• _Task requirements_
In the material below, identify each line bearing the word "niet". Reproduce those lines.

Extracted records:
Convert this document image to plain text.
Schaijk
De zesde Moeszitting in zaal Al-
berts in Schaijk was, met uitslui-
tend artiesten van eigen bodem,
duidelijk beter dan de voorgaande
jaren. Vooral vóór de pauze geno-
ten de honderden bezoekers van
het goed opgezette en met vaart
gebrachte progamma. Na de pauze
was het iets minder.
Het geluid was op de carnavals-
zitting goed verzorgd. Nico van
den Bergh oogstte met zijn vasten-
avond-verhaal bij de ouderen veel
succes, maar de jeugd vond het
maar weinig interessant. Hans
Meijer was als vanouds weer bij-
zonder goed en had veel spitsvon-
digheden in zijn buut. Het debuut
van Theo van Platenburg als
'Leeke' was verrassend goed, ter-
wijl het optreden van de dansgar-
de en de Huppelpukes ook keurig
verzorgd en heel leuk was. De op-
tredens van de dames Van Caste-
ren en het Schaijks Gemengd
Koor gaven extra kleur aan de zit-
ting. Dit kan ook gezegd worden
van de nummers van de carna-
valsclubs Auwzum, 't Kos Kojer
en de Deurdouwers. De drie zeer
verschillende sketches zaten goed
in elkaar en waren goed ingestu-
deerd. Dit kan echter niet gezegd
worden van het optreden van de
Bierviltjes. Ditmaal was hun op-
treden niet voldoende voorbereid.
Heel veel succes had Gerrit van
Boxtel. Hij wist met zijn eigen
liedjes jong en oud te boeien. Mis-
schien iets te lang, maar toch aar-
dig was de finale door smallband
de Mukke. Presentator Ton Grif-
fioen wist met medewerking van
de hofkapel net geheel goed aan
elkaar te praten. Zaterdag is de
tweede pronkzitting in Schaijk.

• _Correct output_
deerd. Dit kan echter niet gezegd
treden niet voldoende voorbereid.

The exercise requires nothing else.